DIRECTIVE
Extend the profile of Collins and its owner Brian Tuohey, starting after its final sentence about the company's Habitat for Humanity house sponsorship.

He was talking about his decision to come to work for the company a couple of years ago after 20 years in the trucking industry. He and owner/CEO Brian Tuohey had been best friends in high school and Mike had done a little business with Collins over the years, though not much because the company mostly delivered using its own trucks.
Hall made the job switch based mainly on Collins' aroma. Other members of the top management team, Brian and IT manager Mark Tuohey (Brian's brother), also came to the company from other industries. These outsiders help lead a company that achieves the startling performance of $15 million in sales with only 31 employees. That's a personnel productivity ratio about a quarter to a third higher than the norm for PVF firms in the annual ASA Operating Performance Report.
Most of the people who work for Collins have been there awhile, because there is virtually no turnover. Brian Tuohey, who also came from the trucking field, has been a part owner since 1989 and sole owner since buying out his partners in 1998. He almost formed the company as an ESOP, but backed away in the face of stiff government fees. Instead, he came up with a profit-sharing plan that gives people a sense of ownership as strong as one would expect to find under an ESOP.
In recent years the company has grown from $10 million to $15 million in sales with the same number of people. Incentivization is Tuohey's guiding management principle, and it seems to work wonders.
The Charitable ChallengeTuohey is involved with several community and charitable endeavors, especially Habitat for Humanity. The well-known organization raises funds and sweat equity to build homes for deserving people down on their luck. Last year he agreed to have his company become a "house sponsor" for the group, a $60,000 commitment over five years.

INFORMATION GIVEN
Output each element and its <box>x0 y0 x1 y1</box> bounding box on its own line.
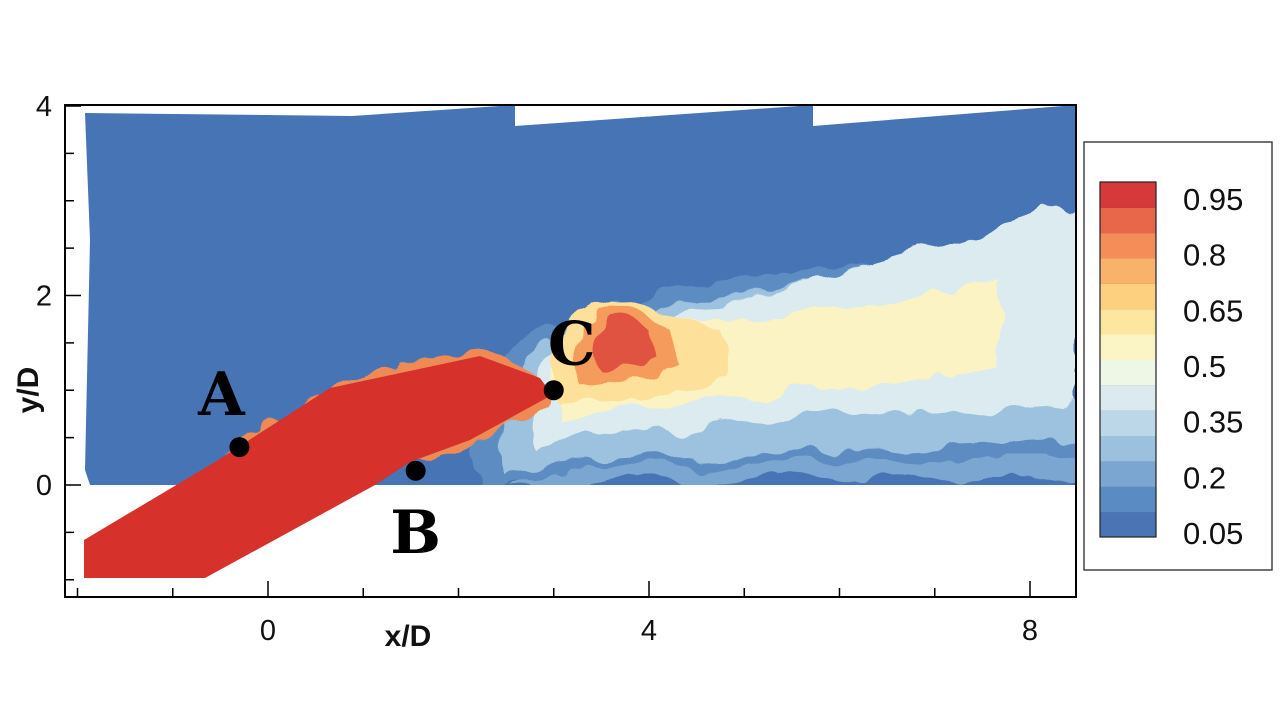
colorbar-swatch <box>1100 410 1156 437</box>
colorbar-swatch <box>1100 182 1156 208</box>
colorbar-swatch <box>1100 207 1156 234</box>
colorbar-swatch <box>1100 486 1156 513</box>
colorbar-tick-labels: 0.95 0.8 0.65 0.5 0.35 0.2 0.05 <box>1183 182 1243 551</box>
colorbar-swatch <box>1100 334 1156 360</box>
colorbar-swatch <box>1100 511 1156 538</box>
x-axis-label: x/D <box>385 620 432 653</box>
colorbar-swatch <box>1100 460 1156 487</box>
colorbar-swatch <box>1100 308 1156 335</box>
colorbar-label: 0.35 <box>1183 405 1243 440</box>
colorbar-label: 0.05 <box>1183 516 1243 551</box>
point-label-a: A <box>197 360 246 430</box>
colorbar-swatch <box>1100 384 1156 411</box>
x-axis-ticks: 0 4 8 <box>76 581 1038 647</box>
plot-frame <box>64 104 1077 598</box>
x-tick-label: 0 <box>260 615 276 647</box>
contour-field <box>84 105 1076 578</box>
y-axis-ticks: 0 2 4 <box>36 91 81 581</box>
jet-core <box>84 356 552 578</box>
y-tick-label: 0 <box>36 470 52 502</box>
colorbar-swatch <box>1100 258 1156 284</box>
colorbar-label: 0.5 <box>1183 349 1226 384</box>
y-axis-label: y/D <box>12 367 45 414</box>
y-tick-label: 4 <box>36 91 52 123</box>
point-label-b: B <box>390 498 441 568</box>
y-tick-label: 2 <box>36 281 52 313</box>
point-marker-b <box>405 460 426 481</box>
colorbar-swatch <box>1100 283 1156 310</box>
colorbar-label: 0.8 <box>1183 238 1226 273</box>
marked-points: A B C <box>197 309 595 568</box>
x-tick-label: 8 <box>1022 615 1038 647</box>
colorbar-outline <box>1099 181 1157 538</box>
colorbar <box>1099 181 1157 538</box>
colorbar-label: 0.2 <box>1183 460 1226 495</box>
x-tick-label: 4 <box>641 615 657 647</box>
colorbar-swatch <box>1100 435 1156 462</box>
colorbar-label: 0.65 <box>1183 293 1243 328</box>
colorbar-swatch <box>1100 232 1156 259</box>
plume-red-core <box>597 314 655 370</box>
near-wall-patch <box>510 455 1076 485</box>
colorbar-swatch <box>1100 359 1156 386</box>
point-label-c: C <box>548 309 596 379</box>
point-marker-a <box>229 437 250 458</box>
colorbar-label: 0.95 <box>1183 182 1243 217</box>
point-marker-c <box>543 380 564 401</box>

ANSWER FOR THIS EXERCISE
Because everyone shares in the profits, Tuohey left it a group decision whether to take the donation out of earnings, or try to cover the pledge through cost-saving initiatives. The employees took it as a challenge to save their way toward funding the Habitat house. Many of them also volunteered their labor to help "blitz build" the house - a concentrated construction effort that puts up a house within days rather than months.
Only they didn't stop at 60 grand. In 2002, the company realized about $339,000 in savings without eliminating jobs, reducing pay or diminishing customer service. In fact, some of the cost-cutting measures enhanced their ability to serve customers.
It was an eyebrow-raising performance that holds lessons for all wholesalers. What follows is an itemized review of their savings:
$100,000 via delivery service reorganization
Mike Hall's trucking background paid big dividends here. Several elements came into play in changing the way Collins shipped products to market.
Since the company had five trucks in service, the tendency was to parcel out the delivery load among all five trucks, even if the orders could fit on three or four. It's a variation of Parkinson's Law, in which work expands to fill the time allotted for it - only substitute PVF for work and trucks for time. Collins was hardly the only firm in the industry falling under its spell.
Personal delivery was a source of pride, even when it didn't make economic sense. If a truck were headed on a run with a full load of pipe and another customer with a 10-lb. order was in the same general direction, the company would give the 10-lb. package to the driver and send him miles out of his way to drop it off. Collins saw this as great customer service, except ?
"Point of fact is, the customer doesn't care who delivers," says Hall, "only that he gets it on time."
Collins measured its average cost of delivery at $33. UPS could do it for between $3 and $4. So the company stepped up its use of UPS for small packages and common carriers for off-line deliveries.
In the process Collins was able to reduce the number of company trucks from five to three, one a flatbed. The company also reduced the size of the flatbed it leased to the largest size not requiring a commercial driver's license to operate. The CDL requirement meant delivery disruptions every time the sole CDL licensee took a day off. Now all company drivers can be used interchangeably.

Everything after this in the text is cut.